PASSAGE TO READ:
Campbell is a village in Franklin County, Nebraska, United States. As of the 2020 census, Campbell had a population of 272.

==History==
Campbell was platted in 1886 on behalf of the railroad. Campbell was the name of one of the founders.

==Geography==

According to the United States Census Bureau, the village has a total area of 0.41 sqmi, all land.

==Demographics==

Historical population
| Census | Pop. | Note | %± |
| 1900 | 368 |  | — |
| 1910 | 573 |  | 55.7% |
| 1920 | 561 |  | −2.1% |
| 1930 | 565 |  | 0.7% |
| 1940 | 478 |  | −15.4% |
| 1950 | 412 |  | −13.8% |
| 1960 | 424 |  | 2.9% |
| 1970 | 447 |  | 5.4% |
| 1980 | 441 |  | −1.3% |
| 1990 | 432 |  | −2.0% |
| 2000 | 387 |  | −10.4% |
| 2010 | 347 |  | −10.3% |
| 2020 | 272 |  | −21.6% |
U.S. Decennial Census

===2010 census===
As of the census of 2010, there were 347 people, 143 households, and 89 families residing in the village. The population density was 846.3 PD/sqmi. There were 172 housing units at an average density of 419.5 /sqmi. The racial makeup of the village was 97.4% White, 1.2% Native American, and 1.4% from two or more races. Hispanic or Latino of any race were 0.9% of the population.

There were 143 households, of which 21.0% had children under the age of 18 living with them, 51.7% were married couples living together, 7.7% had a female householder with no husband present, 2.8% had a male householder with no wife present, and 37.8% were non-families. 35.7% of all households were made up of individuals, and 16.8% had someone living alone who was 65 years of age or older. The average household size was 2.22 and the average family size was 2.84.

The median age in the village was 49.3 years. 20.5% of residents were under the age of 18; 5.2% were between the ages of 18 and 24; 17.9% were from 25 to 44; 28.5% were from 45 to 64; and 28% were 65 years of age or older. The gender makeup of the village was 49.3% male and 50.7% female.

WORK TASK 1: Sum up the article about Campbell, Nebraska, in two sentences.
WORK TASK 2: Supply the next part of the article about Campbell, Nebraska, starting after its final sentence.
The data has nothing to do with the article about Campbell, Nebraska.

(Records drawn from a dataset)

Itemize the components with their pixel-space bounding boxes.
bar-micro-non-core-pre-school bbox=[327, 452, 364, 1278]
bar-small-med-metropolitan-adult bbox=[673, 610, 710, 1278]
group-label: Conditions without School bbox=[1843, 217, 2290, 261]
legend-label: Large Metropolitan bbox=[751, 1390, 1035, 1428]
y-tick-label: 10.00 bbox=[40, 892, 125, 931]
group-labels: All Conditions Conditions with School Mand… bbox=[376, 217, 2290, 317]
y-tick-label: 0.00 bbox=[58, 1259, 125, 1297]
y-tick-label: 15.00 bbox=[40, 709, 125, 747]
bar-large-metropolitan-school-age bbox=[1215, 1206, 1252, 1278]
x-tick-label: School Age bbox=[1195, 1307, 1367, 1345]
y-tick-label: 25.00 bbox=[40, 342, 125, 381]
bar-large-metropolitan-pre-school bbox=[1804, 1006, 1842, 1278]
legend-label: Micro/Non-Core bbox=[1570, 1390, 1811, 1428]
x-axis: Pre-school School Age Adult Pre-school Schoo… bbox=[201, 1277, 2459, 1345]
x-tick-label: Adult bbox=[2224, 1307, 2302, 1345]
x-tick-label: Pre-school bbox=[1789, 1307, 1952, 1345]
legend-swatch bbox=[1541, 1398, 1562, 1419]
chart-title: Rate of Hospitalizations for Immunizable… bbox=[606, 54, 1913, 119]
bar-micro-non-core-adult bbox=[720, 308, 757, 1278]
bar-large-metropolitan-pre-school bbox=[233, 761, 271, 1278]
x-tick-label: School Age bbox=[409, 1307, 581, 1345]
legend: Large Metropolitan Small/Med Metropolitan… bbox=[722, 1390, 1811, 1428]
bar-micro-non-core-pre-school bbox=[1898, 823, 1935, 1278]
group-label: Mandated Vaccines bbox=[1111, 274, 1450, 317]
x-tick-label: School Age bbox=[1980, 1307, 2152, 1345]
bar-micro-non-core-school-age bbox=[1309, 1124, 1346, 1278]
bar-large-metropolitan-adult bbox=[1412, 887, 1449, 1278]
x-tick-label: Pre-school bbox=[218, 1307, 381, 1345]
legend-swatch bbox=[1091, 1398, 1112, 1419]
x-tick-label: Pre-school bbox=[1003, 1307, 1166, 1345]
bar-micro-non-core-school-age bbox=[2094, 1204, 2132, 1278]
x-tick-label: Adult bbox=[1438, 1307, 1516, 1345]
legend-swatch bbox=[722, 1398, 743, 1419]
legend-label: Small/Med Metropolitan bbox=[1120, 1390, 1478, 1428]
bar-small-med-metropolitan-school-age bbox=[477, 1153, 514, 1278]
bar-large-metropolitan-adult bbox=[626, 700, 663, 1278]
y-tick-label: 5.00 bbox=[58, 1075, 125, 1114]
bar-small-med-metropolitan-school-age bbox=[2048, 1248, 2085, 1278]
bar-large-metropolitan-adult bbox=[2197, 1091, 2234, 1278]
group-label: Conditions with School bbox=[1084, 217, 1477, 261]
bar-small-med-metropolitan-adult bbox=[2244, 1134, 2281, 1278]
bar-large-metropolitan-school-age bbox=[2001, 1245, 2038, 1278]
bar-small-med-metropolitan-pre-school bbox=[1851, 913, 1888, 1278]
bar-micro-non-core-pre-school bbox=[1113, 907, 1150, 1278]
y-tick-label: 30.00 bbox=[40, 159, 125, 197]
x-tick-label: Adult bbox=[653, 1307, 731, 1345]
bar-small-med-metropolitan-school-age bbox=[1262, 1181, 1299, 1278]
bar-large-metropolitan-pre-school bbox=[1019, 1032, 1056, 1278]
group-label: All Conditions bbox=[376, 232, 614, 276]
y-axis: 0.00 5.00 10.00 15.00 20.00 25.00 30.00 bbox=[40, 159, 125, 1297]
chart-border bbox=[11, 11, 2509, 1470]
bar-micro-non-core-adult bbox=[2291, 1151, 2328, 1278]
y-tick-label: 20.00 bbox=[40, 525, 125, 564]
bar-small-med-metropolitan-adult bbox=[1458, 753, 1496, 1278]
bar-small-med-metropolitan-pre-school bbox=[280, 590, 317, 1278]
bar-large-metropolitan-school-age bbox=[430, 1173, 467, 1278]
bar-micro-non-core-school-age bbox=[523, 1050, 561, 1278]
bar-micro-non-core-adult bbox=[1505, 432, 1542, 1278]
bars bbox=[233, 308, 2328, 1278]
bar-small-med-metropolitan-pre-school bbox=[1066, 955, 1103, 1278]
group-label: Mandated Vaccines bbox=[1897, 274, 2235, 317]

WRITTEN REPLY 1: Campbell is a village in Franklin County, Nebraska, platted in 1886 on behalf of the railroad and bearing the name of one of its founders, with a total area of 0.41 square miles, all land. Its population was 573 in 1910, its highest census count, and fell to 272 by the 2020 census.

WRITTEN REPLY 2:
===2000 census===
As of the census of 2000, there were 387 people, 151 households, and 101 families residing in the village. The population density was 1,068.9 PD/sqmi. There were 182 housing units at an average density of 502.7 /sqmi. The racial makeup of the village was 98.19% White, 0.26% Native American, and 1.55% from two or more races. Hispanic or Latino of any race were 0.52% of the population.

There were 151 households, out of which 27.8% had children under the age of 18 living with them, 51.0% were married couples living together, 9.9% had a female householder with no husband present, and 32.5% were non-families. 29.8% of all households were made up of individuals, and 21.2% had someone living alone who was 65 years of age or older. The average household size was 2.32 and the average family size was 2.83.

In the village, the population was spread out, with 21.4% under the age of 18, 7.5% from 18 to 24, 20.7% from 25 to 44, 15.8% from 45 to 64, and 34.6% who were 65 years of age or older. The median age was 45 years. For every 100 females, there were 86.1 males. For every 100 females age 18 and over, there were 88.8 males.

As of 2000 the median income for a household in the village was $26,000, and the median income for a family was $33,438. Males had a median income of $27,917 versus $16,750 for females. The per capita income for the village was $13,594. About 7.4% of families and 13.3% of the population were below the poverty line, including 14.3% of those under age 18 and 13.0% of those age 65 or over.

==Notable person==
Professional baseball player Barney Koch was born in Campbell in 1923.